• [Stated goal] Print the rows below word for word, starting with the row that contains "category-label-4: 正社員の応募がこない [72, 186, 172, 199]" and ending with the row that contains "bar-kaigo-4 [178, 183, 380, 191]". Include both of those rows and everything between them.

• [Data for the task]

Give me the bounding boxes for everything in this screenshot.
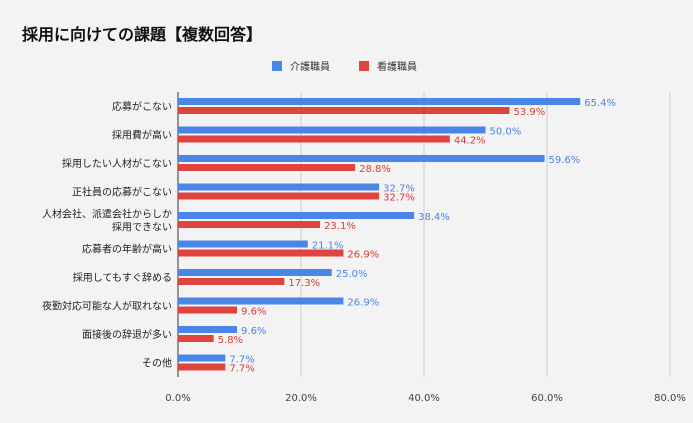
category-label-4: 正社員の応募がこない [72, 186, 172, 199]
data-labels: 65.4% 53.9% 50.0% 44.2% 59.6% 28.8% 32.7%32.7%… [218, 98, 616, 375]
data-label-kango-9: 5.8% [218, 335, 243, 346]
bar-kango-8 [178, 306, 238, 314]
data-label-kaigo-6: 21.1% [312, 241, 344, 252]
data-label-kango-2: 44.2% [454, 136, 486, 147]
bar-kango-4 [178, 192, 380, 200]
category-label-8: 夜勤対応可能な人が取れない [42, 300, 172, 313]
data-label-kango-10: 7.7% [229, 364, 254, 375]
data-label-kango-4: 32.7% [383, 193, 415, 204]
x-tick-label-1: 20.0% [285, 393, 317, 404]
legend-label-1: 介護職員 [290, 60, 330, 73]
x-tick-label-0: 0.0% [165, 393, 190, 404]
legend-swatch-1 [272, 61, 282, 71]
bar-kaigo-5 [178, 212, 415, 219]
data-label-kaigo-8: 26.9% [347, 298, 379, 309]
bar-kango-6 [178, 249, 344, 257]
legend: 介護職員 看護職員 [272, 60, 417, 73]
data-label-kaigo-7: 25.0% [336, 269, 368, 280]
bar-kaigo-7 [178, 269, 332, 276]
data-label-kango-1: 53.9% [513, 107, 545, 118]
legend-label-2: 看護職員 [377, 60, 417, 73]
category-labels: 応募がこない採用費が高い採用したい人材がこない正社員の応募がこない人材会社、派遣… [42, 100, 172, 370]
bar-kaigo-9 [178, 326, 238, 333]
bar-kango-10 [178, 363, 226, 371]
bar-kango-7 [178, 278, 285, 285]
data-label-kaigo-2: 50.0% [490, 127, 522, 138]
data-label-kaigo-10: 7.7% [229, 355, 254, 366]
data-label-kaigo-9: 9.6% [241, 326, 266, 337]
data-label-kaigo-3: 59.6% [549, 155, 581, 166]
bar-kaigo-2 [178, 126, 486, 134]
data-label-kaigo-1: 65.4% [584, 98, 616, 109]
category-label-1: 応募がこない [112, 100, 172, 113]
x-tick-label-4: 80.0% [654, 393, 686, 404]
bar-kaigo-8 [178, 297, 344, 305]
x-tick-label-2: 40.0% [408, 393, 440, 404]
bar-kaigo-4 [178, 183, 380, 191]
category-label-3: 採用したい人材がこない [62, 157, 172, 170]
data-label-kango-5: 23.1% [324, 221, 356, 232]
category-label-2: 採用費が高い [112, 129, 172, 142]
legend-swatch-2 [359, 61, 369, 71]
bars [178, 98, 581, 371]
bar-kango-9 [178, 335, 214, 342]
bar-kango-5 [178, 221, 321, 228]
bar-kaigo-10 [178, 354, 226, 362]
bar-kaigo-6 [178, 240, 308, 248]
data-label-kango-8: 9.6% [241, 307, 266, 318]
bar-kango-1 [178, 107, 510, 114]
data-label-kango-7: 17.3% [288, 278, 320, 289]
x-tick-label-3: 60.0% [531, 393, 563, 404]
x-axis-tick-labels: 0.0% 20.0% 40.0% 60.0% 80.0% [165, 393, 686, 404]
category-label-7: 採用してもすぐ辞める [73, 271, 172, 284]
category-label-5: 人材会社、派遣会社からしか採用できない [42, 208, 172, 234]
chart-title: 採用に向けての課題【複数回答】 [22, 25, 262, 44]
data-label-kaigo-5: 38.4% [418, 212, 450, 223]
category-label-6: 応募者の年齢が高い [82, 243, 172, 256]
bar-kango-3 [178, 164, 356, 171]
bar-kaigo-1 [178, 98, 581, 105]
bar-kango-2 [178, 135, 450, 143]
category-label-9: 面接後の辞退が多い [82, 328, 172, 341]
category-label-10: その他 [142, 357, 172, 370]
data-label-kango-6: 26.9% [347, 250, 379, 261]
bar-kaigo-3 [178, 155, 545, 162]
data-label-kaigo-4: 32.7% [383, 184, 415, 195]
data-label-kango-3: 28.8% [359, 164, 391, 175]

• [Solution to this exercise]
category-label-4: 正社員の応募がこない [72, 186, 172, 199]
data-labels: 65.4% 53.9% 50.0% 44.2% 59.6% 28.8% 32.7%32.7%… [218, 98, 616, 375]
data-label-kango-9: 5.8% [218, 335, 243, 346]
bar-kango-8 [178, 306, 238, 314]
data-label-kaigo-6: 21.1% [312, 241, 344, 252]
data-label-kango-2: 44.2% [454, 136, 486, 147]
bar-kango-4 [178, 192, 380, 200]
category-label-8: 夜勤対応可能な人が取れない [42, 300, 172, 313]
data-label-kango-10: 7.7% [229, 364, 254, 375]
data-label-kango-4: 32.7% [383, 193, 415, 204]
x-tick-label-1: 20.0% [285, 393, 317, 404]
legend-label-1: 介護職員 [290, 60, 330, 73]
x-tick-label-0: 0.0% [165, 393, 190, 404]
legend-swatch-1 [272, 61, 282, 71]
bar-kaigo-5 [178, 212, 415, 219]
data-label-kaigo-8: 26.9% [347, 298, 379, 309]
bar-kango-6 [178, 249, 344, 257]
legend: 介護職員 看護職員 [272, 60, 417, 73]
data-label-kaigo-7: 25.0% [336, 269, 368, 280]
bar-kaigo-7 [178, 269, 332, 276]
data-label-kango-1: 53.9% [513, 107, 545, 118]
legend-label-2: 看護職員 [377, 60, 417, 73]
category-labels: 応募がこない採用費が高い採用したい人材がこない正社員の応募がこない人材会社、派遣… [42, 100, 172, 370]
bar-kaigo-9 [178, 326, 238, 333]
bar-kango-10 [178, 363, 226, 371]
bar-kango-7 [178, 278, 285, 285]
data-label-kaigo-2: 50.0% [490, 127, 522, 138]
data-label-kaigo-10: 7.7% [229, 355, 254, 366]
data-label-kaigo-9: 9.6% [241, 326, 266, 337]
data-label-kaigo-3: 59.6% [549, 155, 581, 166]
bar-kaigo-2 [178, 126, 486, 134]
data-label-kaigo-1: 65.4% [584, 98, 616, 109]
category-label-1: 応募がこない [112, 100, 172, 113]
x-tick-label-4: 80.0% [654, 393, 686, 404]
bar-kaigo-8 [178, 297, 344, 305]
x-tick-label-2: 40.0% [408, 393, 440, 404]
bar-kaigo-4 [178, 183, 380, 191]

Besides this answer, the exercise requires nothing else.